> _GIVEN EXERCISE_
Go through the data below. Pull out every line that has the word "Classic".

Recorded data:
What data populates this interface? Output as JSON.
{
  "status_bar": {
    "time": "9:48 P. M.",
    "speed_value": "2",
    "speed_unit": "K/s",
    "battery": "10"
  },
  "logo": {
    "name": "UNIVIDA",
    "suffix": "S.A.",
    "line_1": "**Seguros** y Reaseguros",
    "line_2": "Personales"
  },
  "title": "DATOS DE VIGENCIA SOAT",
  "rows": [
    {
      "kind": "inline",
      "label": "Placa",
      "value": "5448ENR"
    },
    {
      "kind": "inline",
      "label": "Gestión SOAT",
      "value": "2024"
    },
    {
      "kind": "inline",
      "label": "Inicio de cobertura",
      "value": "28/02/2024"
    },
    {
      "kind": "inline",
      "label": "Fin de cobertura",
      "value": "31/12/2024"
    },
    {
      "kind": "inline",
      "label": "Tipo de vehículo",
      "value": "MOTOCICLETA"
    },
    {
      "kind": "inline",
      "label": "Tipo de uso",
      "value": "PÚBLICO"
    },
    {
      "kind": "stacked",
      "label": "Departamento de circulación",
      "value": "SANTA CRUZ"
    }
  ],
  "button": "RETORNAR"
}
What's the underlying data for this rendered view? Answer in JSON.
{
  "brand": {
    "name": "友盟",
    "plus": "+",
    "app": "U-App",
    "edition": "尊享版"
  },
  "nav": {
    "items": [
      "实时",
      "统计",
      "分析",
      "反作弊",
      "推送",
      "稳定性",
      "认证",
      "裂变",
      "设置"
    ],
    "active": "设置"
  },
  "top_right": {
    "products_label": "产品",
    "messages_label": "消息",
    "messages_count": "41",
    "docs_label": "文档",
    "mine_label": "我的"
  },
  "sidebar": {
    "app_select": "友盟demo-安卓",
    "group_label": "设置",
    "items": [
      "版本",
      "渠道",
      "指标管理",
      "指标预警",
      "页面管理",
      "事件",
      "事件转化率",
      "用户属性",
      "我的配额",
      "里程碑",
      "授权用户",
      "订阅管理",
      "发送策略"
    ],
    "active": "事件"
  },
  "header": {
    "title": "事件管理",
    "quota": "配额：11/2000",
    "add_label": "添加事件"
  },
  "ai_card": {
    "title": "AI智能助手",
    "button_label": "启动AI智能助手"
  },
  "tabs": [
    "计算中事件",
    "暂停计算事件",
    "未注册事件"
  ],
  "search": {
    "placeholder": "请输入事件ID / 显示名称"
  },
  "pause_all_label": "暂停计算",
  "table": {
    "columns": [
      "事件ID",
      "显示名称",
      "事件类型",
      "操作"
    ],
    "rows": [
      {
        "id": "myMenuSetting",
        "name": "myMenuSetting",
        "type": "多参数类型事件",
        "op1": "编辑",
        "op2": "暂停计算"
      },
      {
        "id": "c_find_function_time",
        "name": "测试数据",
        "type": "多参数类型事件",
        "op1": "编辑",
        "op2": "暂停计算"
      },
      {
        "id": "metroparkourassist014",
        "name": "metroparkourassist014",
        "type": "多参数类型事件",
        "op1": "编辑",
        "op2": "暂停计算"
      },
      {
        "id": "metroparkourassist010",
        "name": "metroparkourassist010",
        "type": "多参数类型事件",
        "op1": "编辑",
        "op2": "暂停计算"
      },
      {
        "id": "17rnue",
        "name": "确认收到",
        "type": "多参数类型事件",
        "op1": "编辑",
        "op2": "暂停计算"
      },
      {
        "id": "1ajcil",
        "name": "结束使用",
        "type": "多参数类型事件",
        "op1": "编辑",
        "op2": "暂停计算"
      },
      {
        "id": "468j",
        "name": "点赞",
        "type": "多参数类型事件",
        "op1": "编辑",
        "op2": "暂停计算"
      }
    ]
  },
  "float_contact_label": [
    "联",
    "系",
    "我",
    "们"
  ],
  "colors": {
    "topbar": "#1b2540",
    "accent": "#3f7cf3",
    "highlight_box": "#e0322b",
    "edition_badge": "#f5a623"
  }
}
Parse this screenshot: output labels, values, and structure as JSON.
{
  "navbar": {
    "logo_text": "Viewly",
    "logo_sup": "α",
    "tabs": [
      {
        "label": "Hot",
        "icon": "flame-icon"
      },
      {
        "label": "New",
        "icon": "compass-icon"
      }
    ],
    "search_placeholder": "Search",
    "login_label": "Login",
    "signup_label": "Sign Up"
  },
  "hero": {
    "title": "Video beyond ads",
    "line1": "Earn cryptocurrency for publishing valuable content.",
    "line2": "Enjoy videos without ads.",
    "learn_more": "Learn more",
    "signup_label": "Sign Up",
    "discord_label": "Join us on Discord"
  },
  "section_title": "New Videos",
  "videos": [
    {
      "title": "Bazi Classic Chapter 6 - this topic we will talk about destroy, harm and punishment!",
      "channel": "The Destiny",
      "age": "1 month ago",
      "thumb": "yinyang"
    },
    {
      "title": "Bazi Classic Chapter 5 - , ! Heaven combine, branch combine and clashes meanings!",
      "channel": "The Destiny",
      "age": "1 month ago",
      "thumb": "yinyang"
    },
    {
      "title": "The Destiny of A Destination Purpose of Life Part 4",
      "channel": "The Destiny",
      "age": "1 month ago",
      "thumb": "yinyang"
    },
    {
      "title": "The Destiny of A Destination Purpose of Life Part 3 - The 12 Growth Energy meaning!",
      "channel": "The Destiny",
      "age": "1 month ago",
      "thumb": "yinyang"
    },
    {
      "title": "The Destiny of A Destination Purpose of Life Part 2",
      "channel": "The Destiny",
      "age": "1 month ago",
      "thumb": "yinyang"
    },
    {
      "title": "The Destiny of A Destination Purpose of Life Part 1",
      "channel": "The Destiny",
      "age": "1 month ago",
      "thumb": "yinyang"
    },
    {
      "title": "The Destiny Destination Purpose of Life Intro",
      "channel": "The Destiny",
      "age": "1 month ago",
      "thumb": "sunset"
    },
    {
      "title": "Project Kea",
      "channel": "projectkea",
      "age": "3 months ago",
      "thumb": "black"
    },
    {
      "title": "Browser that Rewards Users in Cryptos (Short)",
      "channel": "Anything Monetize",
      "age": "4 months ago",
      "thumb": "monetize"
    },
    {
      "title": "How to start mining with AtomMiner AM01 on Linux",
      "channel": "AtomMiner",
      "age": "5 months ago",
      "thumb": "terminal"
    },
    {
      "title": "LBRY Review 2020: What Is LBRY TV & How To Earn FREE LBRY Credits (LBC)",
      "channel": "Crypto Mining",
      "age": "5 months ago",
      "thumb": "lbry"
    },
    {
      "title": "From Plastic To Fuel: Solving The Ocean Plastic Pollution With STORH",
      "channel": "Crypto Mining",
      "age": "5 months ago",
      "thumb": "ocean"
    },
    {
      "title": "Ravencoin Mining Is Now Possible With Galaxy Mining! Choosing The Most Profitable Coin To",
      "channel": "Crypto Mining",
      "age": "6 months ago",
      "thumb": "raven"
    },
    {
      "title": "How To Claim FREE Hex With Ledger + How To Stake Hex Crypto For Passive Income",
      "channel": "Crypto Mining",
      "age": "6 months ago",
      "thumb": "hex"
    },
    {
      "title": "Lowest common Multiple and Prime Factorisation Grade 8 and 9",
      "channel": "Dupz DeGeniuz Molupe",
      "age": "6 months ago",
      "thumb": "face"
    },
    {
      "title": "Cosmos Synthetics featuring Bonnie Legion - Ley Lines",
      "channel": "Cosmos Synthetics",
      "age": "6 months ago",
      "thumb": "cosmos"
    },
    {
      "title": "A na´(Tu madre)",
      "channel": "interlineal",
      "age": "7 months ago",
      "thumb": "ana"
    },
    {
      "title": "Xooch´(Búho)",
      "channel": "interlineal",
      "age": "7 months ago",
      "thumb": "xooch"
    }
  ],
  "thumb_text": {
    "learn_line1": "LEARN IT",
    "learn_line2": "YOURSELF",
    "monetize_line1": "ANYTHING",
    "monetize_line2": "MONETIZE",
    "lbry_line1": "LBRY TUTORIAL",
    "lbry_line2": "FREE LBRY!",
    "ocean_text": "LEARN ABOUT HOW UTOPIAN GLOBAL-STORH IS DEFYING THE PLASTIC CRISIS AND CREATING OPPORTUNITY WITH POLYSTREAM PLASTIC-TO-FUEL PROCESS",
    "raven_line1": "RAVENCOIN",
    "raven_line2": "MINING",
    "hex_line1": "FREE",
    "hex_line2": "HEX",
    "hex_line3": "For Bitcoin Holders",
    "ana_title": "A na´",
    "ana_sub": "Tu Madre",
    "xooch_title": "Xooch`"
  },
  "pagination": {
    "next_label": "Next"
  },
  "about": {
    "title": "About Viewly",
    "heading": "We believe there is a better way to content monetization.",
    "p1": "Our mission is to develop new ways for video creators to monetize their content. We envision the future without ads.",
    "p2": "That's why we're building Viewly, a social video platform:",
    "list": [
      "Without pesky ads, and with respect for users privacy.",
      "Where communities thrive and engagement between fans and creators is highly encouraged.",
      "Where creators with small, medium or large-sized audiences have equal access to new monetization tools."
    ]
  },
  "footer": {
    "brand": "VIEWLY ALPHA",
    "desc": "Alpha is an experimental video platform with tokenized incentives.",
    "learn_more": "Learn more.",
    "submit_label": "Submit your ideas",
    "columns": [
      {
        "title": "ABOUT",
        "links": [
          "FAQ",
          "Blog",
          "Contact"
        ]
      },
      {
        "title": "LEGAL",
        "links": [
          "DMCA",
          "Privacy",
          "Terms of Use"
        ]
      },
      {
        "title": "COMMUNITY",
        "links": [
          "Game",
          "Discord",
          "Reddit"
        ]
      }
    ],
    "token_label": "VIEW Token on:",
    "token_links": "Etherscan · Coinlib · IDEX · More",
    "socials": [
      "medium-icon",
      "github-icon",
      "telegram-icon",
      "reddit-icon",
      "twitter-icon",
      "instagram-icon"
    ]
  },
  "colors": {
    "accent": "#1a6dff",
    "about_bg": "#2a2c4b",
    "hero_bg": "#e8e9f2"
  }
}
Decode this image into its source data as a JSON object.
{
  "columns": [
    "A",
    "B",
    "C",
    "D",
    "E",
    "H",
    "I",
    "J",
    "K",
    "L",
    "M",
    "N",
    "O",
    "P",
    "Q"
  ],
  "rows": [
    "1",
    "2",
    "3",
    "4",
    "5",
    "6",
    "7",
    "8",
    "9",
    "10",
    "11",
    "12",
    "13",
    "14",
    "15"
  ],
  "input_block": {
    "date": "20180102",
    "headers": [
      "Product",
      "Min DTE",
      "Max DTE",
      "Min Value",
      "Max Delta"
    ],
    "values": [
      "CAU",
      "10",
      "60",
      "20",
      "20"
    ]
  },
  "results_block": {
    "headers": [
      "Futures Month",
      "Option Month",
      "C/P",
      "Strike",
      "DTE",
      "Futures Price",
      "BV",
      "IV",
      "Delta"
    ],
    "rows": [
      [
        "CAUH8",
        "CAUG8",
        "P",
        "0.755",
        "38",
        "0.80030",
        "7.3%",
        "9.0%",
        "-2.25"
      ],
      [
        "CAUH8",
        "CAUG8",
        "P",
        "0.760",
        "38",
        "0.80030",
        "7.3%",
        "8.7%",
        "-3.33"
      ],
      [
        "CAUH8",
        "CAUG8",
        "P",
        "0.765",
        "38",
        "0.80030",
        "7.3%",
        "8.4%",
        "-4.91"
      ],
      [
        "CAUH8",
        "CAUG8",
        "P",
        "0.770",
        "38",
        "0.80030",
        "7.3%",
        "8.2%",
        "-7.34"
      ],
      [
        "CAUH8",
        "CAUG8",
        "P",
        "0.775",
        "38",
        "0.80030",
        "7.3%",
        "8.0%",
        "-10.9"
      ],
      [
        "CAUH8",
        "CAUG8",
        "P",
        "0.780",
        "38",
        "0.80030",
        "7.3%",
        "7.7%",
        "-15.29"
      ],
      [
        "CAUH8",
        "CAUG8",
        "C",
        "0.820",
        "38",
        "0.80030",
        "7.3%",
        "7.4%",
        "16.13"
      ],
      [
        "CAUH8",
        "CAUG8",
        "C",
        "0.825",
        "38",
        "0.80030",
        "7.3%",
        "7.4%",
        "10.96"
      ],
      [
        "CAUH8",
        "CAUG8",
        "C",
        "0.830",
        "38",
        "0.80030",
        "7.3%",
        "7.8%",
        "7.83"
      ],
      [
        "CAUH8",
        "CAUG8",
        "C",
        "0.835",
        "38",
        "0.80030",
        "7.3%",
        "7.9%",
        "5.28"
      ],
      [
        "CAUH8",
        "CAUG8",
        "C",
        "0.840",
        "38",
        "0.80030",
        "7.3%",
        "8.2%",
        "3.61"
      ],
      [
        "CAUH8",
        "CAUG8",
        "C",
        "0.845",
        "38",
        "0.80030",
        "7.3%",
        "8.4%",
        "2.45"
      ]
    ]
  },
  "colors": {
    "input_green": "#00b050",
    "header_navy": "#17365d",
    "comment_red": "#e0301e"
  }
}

> _CORRECT OUTPUT_
      "title": "Bazi Classic Chapter 6 - this topic we will talk about destroy, harm and punishment!",
      "title": "Bazi Classic Chapter 5 - , ! Heaven combine, branch combine and clashes meanings!",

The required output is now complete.